Electrical Circuits 1 - DC  © Tony R. Kuphaldt et al. Source: All About Circuits

 


Chapter 7
Section C
Re-drawing complex schematics

Typically, complex circuits are not arranged in nice, neat, clean schematic diagrams for us to follow. They are often drawn in such a way that makes it difficult to follow which components are in series and which are in parallel with each other. The purpose of this section is to show you a method useful for re-drawing circuit schematics in a neat and orderly fashion. Like the stage-reduction strategy for solving series-parallel combination circuits, it is a method easier demonstrated than described.

Let's start with the following (convoluted) circuit diagram. Perhaps this diagram was originally drawn this way by a technician or engineer. Perhaps it was sketched as someone traced the wires and connections of a real circuit. In any case, here it is in all its ugliness:

With electric circuits and circuit diagrams, the length and routing of wire connecting components in a circuit matters little. (Actually, in some AC circuits it becomes critical, and very long wire lengths can contribute unwanted resistance to both AC and DC circuits, but in most cases wire length is irrelevant.) What this means for us is that we can lengthen, shrink, and/or bend connecting wires without affecting the operation of our circuit.

The strategy I have found easiest to apply is to start by tracing the current from one terminal of the battery around to the other terminal, following the loop of components closest to the battery and ignoring all other wires and components for the time being. While tracing the path of the loop, mark each resistor with the appropriate polarity for voltage drop.

- [STORED RECORDS]:

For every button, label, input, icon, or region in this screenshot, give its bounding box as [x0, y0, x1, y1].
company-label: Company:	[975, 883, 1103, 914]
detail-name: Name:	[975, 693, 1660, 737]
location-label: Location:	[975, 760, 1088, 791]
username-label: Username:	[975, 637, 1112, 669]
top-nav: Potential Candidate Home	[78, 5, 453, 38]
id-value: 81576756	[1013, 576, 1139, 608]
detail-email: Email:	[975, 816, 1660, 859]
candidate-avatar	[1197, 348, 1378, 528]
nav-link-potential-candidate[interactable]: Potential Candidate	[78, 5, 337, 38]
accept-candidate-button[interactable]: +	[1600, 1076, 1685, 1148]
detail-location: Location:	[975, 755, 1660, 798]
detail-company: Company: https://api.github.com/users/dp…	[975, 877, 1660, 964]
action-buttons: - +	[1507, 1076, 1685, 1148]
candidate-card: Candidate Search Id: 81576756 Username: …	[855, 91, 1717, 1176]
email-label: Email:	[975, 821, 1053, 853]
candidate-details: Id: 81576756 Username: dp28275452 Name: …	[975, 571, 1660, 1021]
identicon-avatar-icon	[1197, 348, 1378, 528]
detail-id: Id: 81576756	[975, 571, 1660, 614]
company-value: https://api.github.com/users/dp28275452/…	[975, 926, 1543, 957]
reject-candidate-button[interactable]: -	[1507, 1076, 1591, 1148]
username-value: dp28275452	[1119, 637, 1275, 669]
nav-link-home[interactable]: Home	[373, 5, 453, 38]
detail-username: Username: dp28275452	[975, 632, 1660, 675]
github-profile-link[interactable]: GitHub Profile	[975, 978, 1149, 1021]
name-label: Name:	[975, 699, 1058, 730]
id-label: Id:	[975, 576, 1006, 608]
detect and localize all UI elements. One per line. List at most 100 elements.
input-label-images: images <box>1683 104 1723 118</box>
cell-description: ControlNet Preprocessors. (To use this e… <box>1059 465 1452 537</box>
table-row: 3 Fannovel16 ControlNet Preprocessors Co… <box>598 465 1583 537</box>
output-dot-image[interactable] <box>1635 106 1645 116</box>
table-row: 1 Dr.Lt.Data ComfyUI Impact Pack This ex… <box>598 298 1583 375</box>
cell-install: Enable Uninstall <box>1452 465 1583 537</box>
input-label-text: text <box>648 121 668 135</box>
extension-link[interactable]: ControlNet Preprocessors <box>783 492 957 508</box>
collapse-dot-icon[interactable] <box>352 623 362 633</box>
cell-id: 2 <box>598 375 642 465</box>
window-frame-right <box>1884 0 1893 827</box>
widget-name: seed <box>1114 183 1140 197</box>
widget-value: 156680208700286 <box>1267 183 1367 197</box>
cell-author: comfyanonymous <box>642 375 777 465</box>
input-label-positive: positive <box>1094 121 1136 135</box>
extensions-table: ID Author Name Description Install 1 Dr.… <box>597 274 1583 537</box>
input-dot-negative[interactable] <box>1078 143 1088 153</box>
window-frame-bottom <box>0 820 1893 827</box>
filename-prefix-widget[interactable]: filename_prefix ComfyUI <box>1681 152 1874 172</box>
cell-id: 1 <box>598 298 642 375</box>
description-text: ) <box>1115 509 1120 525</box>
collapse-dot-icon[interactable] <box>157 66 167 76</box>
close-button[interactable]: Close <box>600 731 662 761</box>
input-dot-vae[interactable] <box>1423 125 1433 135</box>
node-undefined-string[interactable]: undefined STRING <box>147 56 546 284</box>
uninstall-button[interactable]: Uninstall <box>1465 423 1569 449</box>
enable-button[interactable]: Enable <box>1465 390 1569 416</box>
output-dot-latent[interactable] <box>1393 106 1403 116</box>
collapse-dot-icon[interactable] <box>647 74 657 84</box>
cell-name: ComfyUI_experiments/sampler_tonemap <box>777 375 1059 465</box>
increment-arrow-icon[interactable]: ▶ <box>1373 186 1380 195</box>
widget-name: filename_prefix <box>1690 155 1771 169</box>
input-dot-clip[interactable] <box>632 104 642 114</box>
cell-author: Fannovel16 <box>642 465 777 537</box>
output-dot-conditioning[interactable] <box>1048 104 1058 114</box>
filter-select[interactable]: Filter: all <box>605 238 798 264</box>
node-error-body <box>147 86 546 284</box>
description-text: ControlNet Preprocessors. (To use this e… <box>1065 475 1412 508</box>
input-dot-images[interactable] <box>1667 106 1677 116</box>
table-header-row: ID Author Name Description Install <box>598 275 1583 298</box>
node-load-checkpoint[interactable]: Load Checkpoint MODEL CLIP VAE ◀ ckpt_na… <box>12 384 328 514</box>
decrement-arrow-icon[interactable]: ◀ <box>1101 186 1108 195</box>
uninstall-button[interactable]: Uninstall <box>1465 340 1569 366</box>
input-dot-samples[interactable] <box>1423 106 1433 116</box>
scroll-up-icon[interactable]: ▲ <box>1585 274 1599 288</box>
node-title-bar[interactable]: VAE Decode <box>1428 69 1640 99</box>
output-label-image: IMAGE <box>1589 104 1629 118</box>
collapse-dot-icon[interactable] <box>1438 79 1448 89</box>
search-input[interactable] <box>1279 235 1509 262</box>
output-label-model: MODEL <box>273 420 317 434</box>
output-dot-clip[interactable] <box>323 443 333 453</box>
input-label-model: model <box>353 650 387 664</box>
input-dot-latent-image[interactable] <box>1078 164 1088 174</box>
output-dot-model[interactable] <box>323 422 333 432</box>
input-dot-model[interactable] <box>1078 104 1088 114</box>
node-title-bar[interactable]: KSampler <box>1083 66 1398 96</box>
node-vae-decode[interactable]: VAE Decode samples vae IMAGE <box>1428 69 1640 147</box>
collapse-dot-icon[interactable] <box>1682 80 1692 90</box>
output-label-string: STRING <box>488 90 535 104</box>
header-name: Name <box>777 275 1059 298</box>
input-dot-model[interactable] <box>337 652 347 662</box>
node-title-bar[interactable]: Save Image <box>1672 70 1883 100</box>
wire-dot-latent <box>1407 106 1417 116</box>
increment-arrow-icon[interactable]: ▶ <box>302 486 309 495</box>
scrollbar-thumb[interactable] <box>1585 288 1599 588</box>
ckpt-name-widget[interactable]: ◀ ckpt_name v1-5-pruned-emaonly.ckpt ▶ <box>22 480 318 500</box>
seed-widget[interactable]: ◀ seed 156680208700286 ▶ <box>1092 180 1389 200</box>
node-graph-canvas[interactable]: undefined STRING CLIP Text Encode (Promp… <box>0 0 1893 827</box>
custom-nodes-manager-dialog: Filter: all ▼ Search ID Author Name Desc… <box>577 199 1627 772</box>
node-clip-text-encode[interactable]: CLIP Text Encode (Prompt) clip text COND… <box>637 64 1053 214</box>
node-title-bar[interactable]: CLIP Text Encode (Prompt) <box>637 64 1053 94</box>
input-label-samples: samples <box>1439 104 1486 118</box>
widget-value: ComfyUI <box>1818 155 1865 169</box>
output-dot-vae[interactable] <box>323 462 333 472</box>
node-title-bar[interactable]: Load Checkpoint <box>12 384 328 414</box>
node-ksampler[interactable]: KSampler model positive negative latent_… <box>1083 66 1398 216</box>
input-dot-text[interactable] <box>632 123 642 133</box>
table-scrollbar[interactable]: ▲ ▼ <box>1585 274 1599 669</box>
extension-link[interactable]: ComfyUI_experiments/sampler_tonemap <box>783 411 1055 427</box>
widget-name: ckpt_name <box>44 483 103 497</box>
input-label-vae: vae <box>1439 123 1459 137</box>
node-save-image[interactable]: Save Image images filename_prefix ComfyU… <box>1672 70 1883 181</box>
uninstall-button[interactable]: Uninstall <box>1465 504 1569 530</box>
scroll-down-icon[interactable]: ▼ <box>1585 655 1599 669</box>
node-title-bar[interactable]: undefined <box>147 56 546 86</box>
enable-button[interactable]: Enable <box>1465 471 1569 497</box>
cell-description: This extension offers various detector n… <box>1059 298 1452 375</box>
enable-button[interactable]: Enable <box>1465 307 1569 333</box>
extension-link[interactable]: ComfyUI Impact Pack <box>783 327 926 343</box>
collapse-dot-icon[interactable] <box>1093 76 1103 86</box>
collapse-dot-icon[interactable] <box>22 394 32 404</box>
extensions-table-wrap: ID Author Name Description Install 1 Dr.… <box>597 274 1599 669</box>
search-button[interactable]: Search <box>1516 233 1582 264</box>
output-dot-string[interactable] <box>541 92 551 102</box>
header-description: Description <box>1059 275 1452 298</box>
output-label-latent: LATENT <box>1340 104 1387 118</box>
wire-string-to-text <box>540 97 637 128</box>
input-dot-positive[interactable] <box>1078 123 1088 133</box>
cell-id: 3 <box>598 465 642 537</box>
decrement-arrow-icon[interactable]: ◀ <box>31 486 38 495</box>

- [AIM]: Reproduce word for word everything from "The strategy I" down to "for voltage drop." in the passage on re-drawing circuit schematics above.

- [WRITTEN REPLY]:
The strategy I have found easiest to apply is to start by tracing the current from one terminal of the battery around to the other terminal, following the loop of components closest to the battery and ignoring all other wires and components for the time being. While tracing the path of the loop, mark each resistor with the appropriate polarity for voltage drop.